··· STORED DATA

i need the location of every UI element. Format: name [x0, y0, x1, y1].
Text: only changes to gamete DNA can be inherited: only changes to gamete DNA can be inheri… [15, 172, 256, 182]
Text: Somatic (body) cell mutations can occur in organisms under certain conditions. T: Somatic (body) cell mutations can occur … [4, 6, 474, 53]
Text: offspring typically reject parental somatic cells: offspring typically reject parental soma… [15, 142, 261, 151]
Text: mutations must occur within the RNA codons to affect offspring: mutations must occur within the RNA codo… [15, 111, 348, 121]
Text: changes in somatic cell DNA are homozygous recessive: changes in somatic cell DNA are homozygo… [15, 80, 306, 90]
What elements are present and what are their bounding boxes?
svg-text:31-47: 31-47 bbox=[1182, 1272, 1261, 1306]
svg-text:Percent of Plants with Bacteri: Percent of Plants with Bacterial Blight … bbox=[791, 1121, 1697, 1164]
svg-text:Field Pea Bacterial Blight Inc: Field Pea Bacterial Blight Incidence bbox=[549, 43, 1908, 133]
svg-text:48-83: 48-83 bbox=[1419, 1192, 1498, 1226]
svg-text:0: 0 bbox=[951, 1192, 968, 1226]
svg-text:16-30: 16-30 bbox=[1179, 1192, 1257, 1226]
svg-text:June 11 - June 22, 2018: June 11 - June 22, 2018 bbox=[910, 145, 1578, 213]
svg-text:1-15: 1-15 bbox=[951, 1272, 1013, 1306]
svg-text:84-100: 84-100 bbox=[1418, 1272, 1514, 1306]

······

Every line in the records above that contains the word "changes" should be copied out.

Text: only changes to gamete DNA can be inherited: only changes to gamete DNA can be inheri… [15, 172, 256, 182]
Text: changes in somatic cell DNA are homozygous recessive: changes in somatic cell DNA are homozygo… [15, 80, 306, 90]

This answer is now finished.